### Goal:
Report every line in the listing below where the string "Asphalt" shows up.

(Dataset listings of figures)

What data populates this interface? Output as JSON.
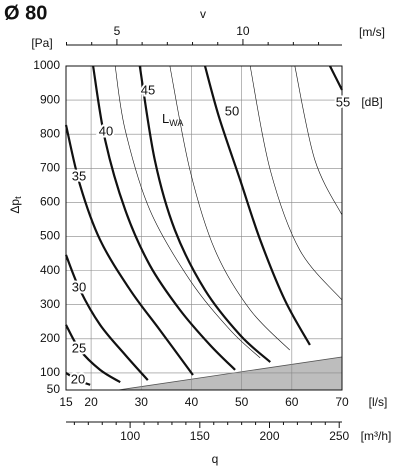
{
  "chart_data": {
    "type": "line",
    "title": "Ø 80",
    "top_axis": {
      "label": "v",
      "unit": "[m/s]",
      "xlim": [
        2.98,
        13.93
      ],
      "xticks": [
        5,
        10
      ],
      "minor_ticks": [
        3,
        4,
        6,
        7,
        8,
        9,
        11,
        12,
        13
      ]
    },
    "y_unit": "[Pa]",
    "y_label": {
      "text": "Δp",
      "sub": "t"
    },
    "ylim": [
      50,
      1000
    ],
    "yticks": [
      50,
      100,
      200,
      300,
      400,
      500,
      600,
      700,
      800,
      900,
      1000
    ],
    "xlim": [
      15,
      70
    ],
    "xticks": [
      15,
      20,
      30,
      40,
      50,
      60,
      70
    ],
    "x_unit": "[l/s]",
    "x2_axis": {
      "unit": "[m³/h]",
      "xlim": [
        54,
        252
      ],
      "xticks": [
        100,
        150,
        200,
        250
      ],
      "minor_ticks": [
        60,
        70,
        80,
        90,
        110,
        120,
        130,
        140,
        160,
        170,
        180,
        190,
        210,
        220,
        230,
        240
      ]
    },
    "x_label": "q",
    "curve_unit": "[dB]",
    "annotation": {
      "text": "L",
      "sub": "WA"
    },
    "grid": true,
    "series": [
      {
        "name": "20",
        "weight": "bold",
        "x": [
          15,
          17.4,
          19.8
        ],
        "values": [
          100,
          79,
          65
        ]
      },
      {
        "name": "25",
        "weight": "bold",
        "x": [
          15,
          17.8,
          21.8,
          25.8
        ],
        "values": [
          241,
          167,
          109,
          73
        ]
      },
      {
        "name": "30",
        "weight": "bold",
        "x": [
          15,
          17.8,
          21.8,
          26.8,
          31.3
        ],
        "values": [
          446,
          343,
          241,
          153,
          79
        ]
      },
      {
        "name": "35",
        "weight": "bold",
        "x": [
          15,
          17.8,
          21.8,
          27.8,
          33.7,
          40.3
        ],
        "values": [
          827,
          651,
          490,
          343,
          226,
          94
        ]
      },
      {
        "name": "40",
        "weight": "bold",
        "x": [
          20.4,
          22.8,
          26.8,
          31.7,
          37.7,
          43.7,
          48.7
        ],
        "values": [
          1000,
          783,
          578,
          416,
          285,
          182,
          109
        ]
      },
      {
        "name": "45",
        "weight": "bold",
        "x": [
          29.7,
          32.7,
          36.7,
          42.7,
          49.7,
          55.7
        ],
        "values": [
          1000,
          724,
          519,
          343,
          211,
          132
        ]
      },
      {
        "name": "50",
        "weight": "bold",
        "x": [
          42.7,
          45.5,
          49.7,
          53.7,
          58.6,
          63.6
        ],
        "values": [
          1000,
          850,
          666,
          490,
          314,
          182
        ]
      },
      {
        "name": "55",
        "weight": "bold",
        "x": [
          67.6,
          70
        ],
        "values": [
          1000,
          930
        ]
      },
      {
        "weight": "thin",
        "x": [
          24.8,
          26.8,
          31.7,
          39.7,
          47.7,
          53.7
        ],
        "values": [
          1000,
          812,
          578,
          372,
          226,
          144
        ]
      },
      {
        "weight": "thin",
        "x": [
          35.7,
          39.7,
          44.7,
          51.7,
          59.6
        ],
        "values": [
          1000,
          695,
          460,
          285,
          167
        ]
      },
      {
        "weight": "thin",
        "x": [
          51.7,
          55.7,
          61.6,
          70
        ],
        "values": [
          1000,
          695,
          460,
          314
        ]
      },
      {
        "weight": "thin",
        "x": [
          60.6,
          64.6,
          70
        ],
        "values": [
          1000,
          724,
          563
        ]
      }
    ],
    "shaded_region": {
      "color": "#bdbdbd",
      "x": [
        25.4,
        70,
        70
      ],
      "values": [
        50,
        147,
        50
      ]
    }
  }
}
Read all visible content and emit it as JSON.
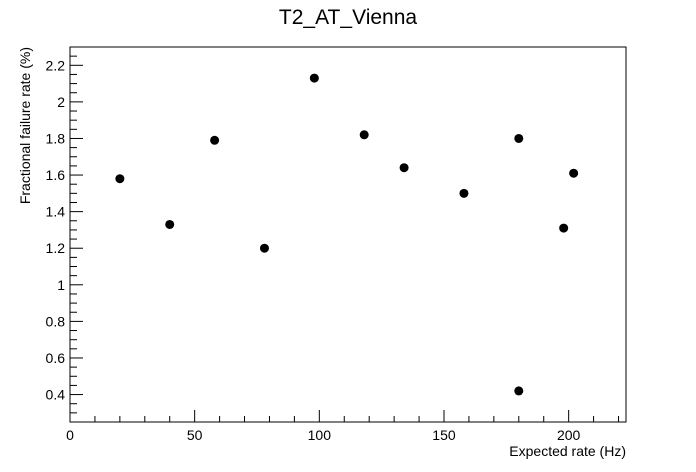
{
  "chart_data": {
    "type": "scatter",
    "title": "T2_AT_Vienna",
    "xlabel": "Expected rate (Hz)",
    "ylabel": "Fractional failure rate (%)",
    "xlim": [
      0,
      223
    ],
    "ylim": [
      0.25,
      2.3
    ],
    "x_ticks": [
      0,
      50,
      100,
      150,
      200
    ],
    "y_ticks": [
      0.4,
      0.6,
      0.8,
      1.0,
      1.2,
      1.4,
      1.6,
      1.8,
      2.0,
      2.2
    ],
    "x_tick_labels": [
      "0",
      "50",
      "100",
      "150",
      "200"
    ],
    "y_tick_labels": [
      "0.4",
      "0.6",
      "0.8",
      "1",
      "1.2",
      "1.4",
      "1.6",
      "1.8",
      "2",
      "2.2"
    ],
    "grid": false,
    "marker_color": "#000000",
    "points": [
      {
        "x": 20,
        "y": 1.58
      },
      {
        "x": 40,
        "y": 1.33
      },
      {
        "x": 58,
        "y": 1.79
      },
      {
        "x": 78,
        "y": 1.2
      },
      {
        "x": 98,
        "y": 2.13
      },
      {
        "x": 118,
        "y": 1.82
      },
      {
        "x": 134,
        "y": 1.64
      },
      {
        "x": 158,
        "y": 1.5
      },
      {
        "x": 180,
        "y": 1.8
      },
      {
        "x": 180,
        "y": 0.42
      },
      {
        "x": 198,
        "y": 1.31
      },
      {
        "x": 202,
        "y": 1.61
      }
    ]
  }
}
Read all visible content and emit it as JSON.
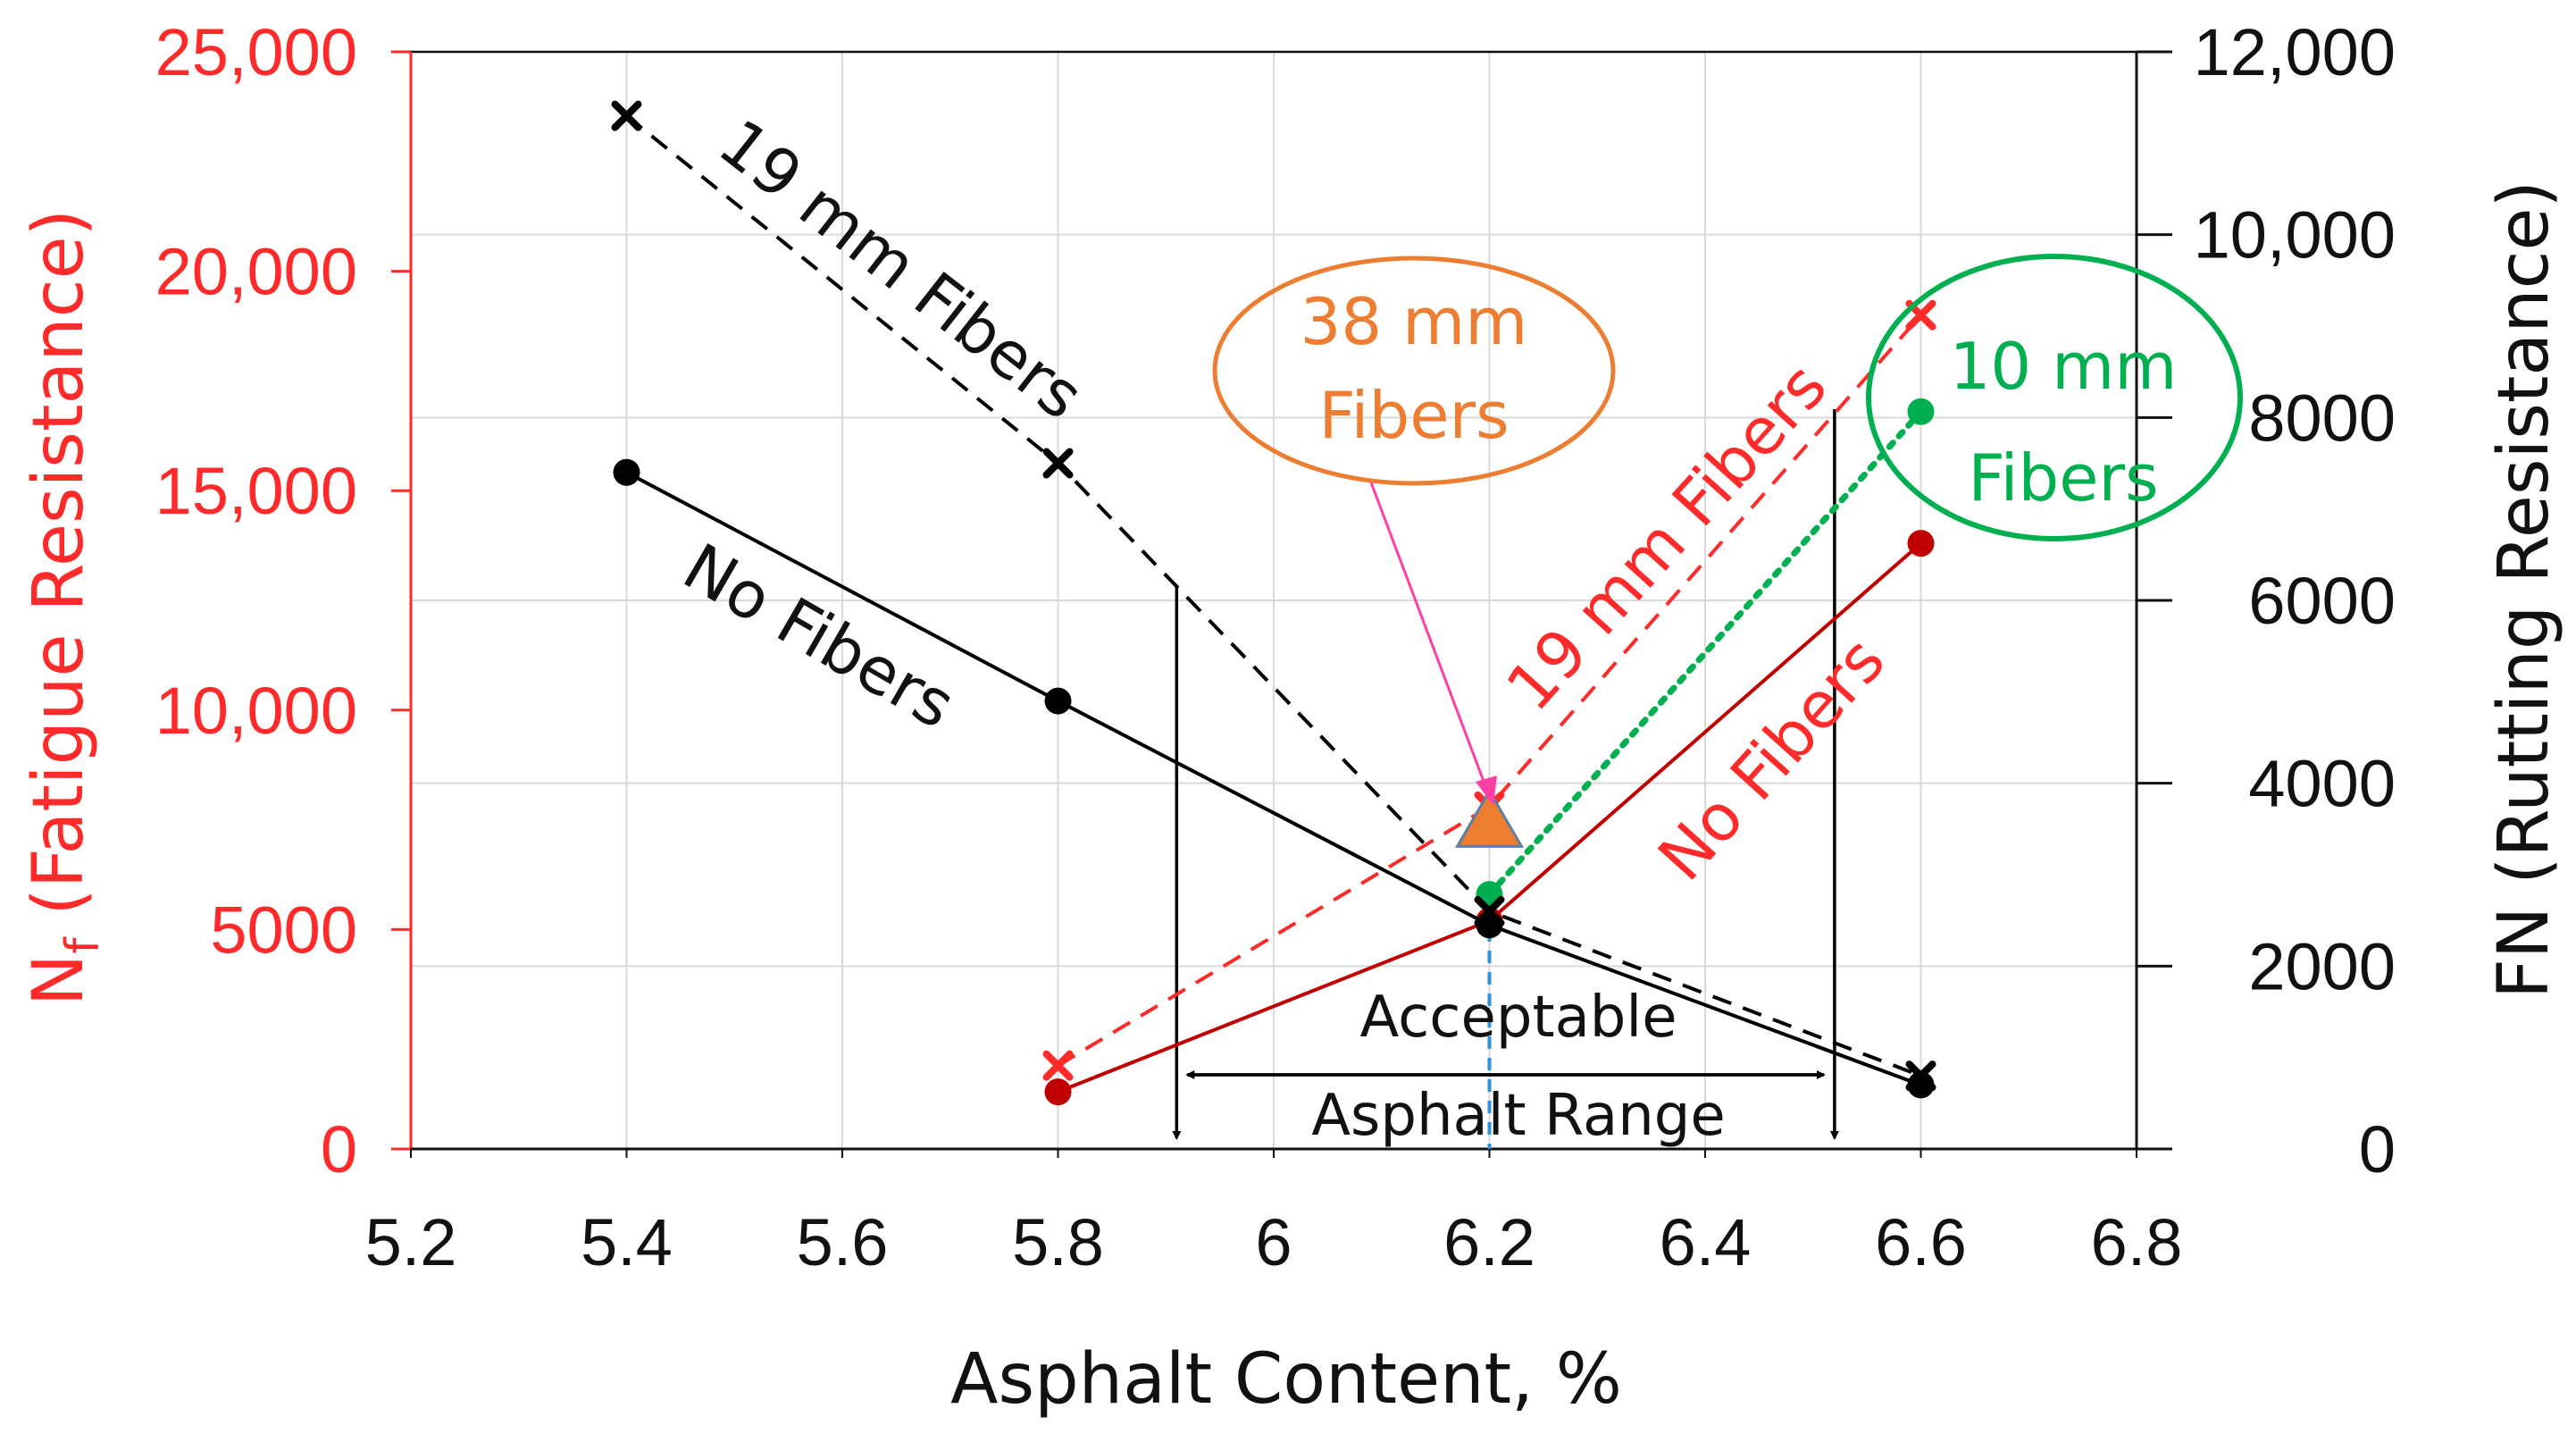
{
  "chart_data": {
    "type": "line",
    "title": "",
    "xlabel": "Asphalt Content, %",
    "ylabel_left_main": "N",
    "ylabel_left_sub": "f",
    "ylabel_left_rest": " (Fatigue Resistance)",
    "ylabel_right": "FN (Rutting Resistance)",
    "xlim": [
      5.2,
      6.8
    ],
    "ylim_left": [
      0,
      25000
    ],
    "ylim_right": [
      0,
      12000
    ],
    "x_ticks": [
      "5.2",
      "5.4",
      "5.6",
      "5.8",
      "6",
      "6.2",
      "6.4",
      "6.6",
      "6.8"
    ],
    "x_tick_values": [
      5.2,
      5.4,
      5.6,
      5.8,
      6.0,
      6.2,
      6.4,
      6.6,
      6.8
    ],
    "y_left_ticks": [
      "0",
      "5000",
      "10,000",
      "15,000",
      "20,000",
      "25,000"
    ],
    "y_left_tick_values": [
      0,
      5000,
      10000,
      15000,
      20000,
      25000
    ],
    "y_right_ticks": [
      "0",
      "2000",
      "4000",
      "6000",
      "8000",
      "10,000",
      "12,000"
    ],
    "y_right_tick_values": [
      0,
      2000,
      4000,
      6000,
      8000,
      10000,
      12000
    ],
    "grid": true,
    "series": [
      {
        "name": "No Fibers (Nf)",
        "axis": "left",
        "color": "#c00000",
        "style": "solid",
        "marker": "circle",
        "x": [
          5.8,
          6.2,
          6.6
        ],
        "y": [
          1300,
          5200,
          13800
        ]
      },
      {
        "name": "19 mm Fibers (Nf)",
        "axis": "left",
        "color": "#ff2a2a",
        "style": "dashed",
        "marker": "x",
        "x": [
          5.8,
          6.2,
          6.6
        ],
        "y": [
          1900,
          7800,
          19000
        ]
      },
      {
        "name": "10 mm Fibers (Nf)",
        "axis": "left",
        "color": "#00b050",
        "style": "dotted",
        "marker": "circle",
        "x": [
          6.2,
          6.6
        ],
        "y": [
          5800,
          16800
        ]
      },
      {
        "name": "No Fibers (FN)",
        "axis": "right",
        "color": "#000000",
        "style": "solid",
        "marker": "circle",
        "x": [
          5.4,
          5.8,
          6.2,
          6.6
        ],
        "y": [
          7400,
          4900,
          2450,
          700
        ]
      },
      {
        "name": "19 mm Fibers (FN)",
        "axis": "right",
        "color": "#000000",
        "style": "dashed",
        "marker": "x",
        "x": [
          5.4,
          5.8,
          6.2,
          6.6
        ],
        "y": [
          11300,
          7500,
          2600,
          800
        ]
      },
      {
        "name": "38 mm Fibers (Nf)",
        "axis": "left",
        "color": "#ed7d31",
        "style": "none",
        "marker": "triangle",
        "x": [
          6.2
        ],
        "y": [
          7300
        ]
      }
    ],
    "acceptable_range": {
      "label_line1": "Acceptable",
      "label_line2": "Asphalt Range",
      "x_start": 5.91,
      "x_end": 6.52,
      "optimum_x": 6.2
    },
    "annotations": {
      "fn_19mm": "19 mm Fibers",
      "fn_none": "No Fibers",
      "nf_19mm": "19 mm Fibers",
      "nf_none": "No Fibers",
      "fib38_line1": "38 mm",
      "fib38_line2": "Fibers",
      "fib10_line1": "10 mm",
      "fib10_line2": "Fibers"
    },
    "colors": {
      "left_axis": "#ff2a2a",
      "right_axis": "#111111",
      "fib38": "#ed7d31",
      "fib10": "#00b050",
      "arrow38": "#ff3fa4",
      "optimum": "#2f8fdf"
    }
  }
}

### Expected answer:
    "xlabel": "Asphalt Content, %",
      "label_line2": "Asphalt Range",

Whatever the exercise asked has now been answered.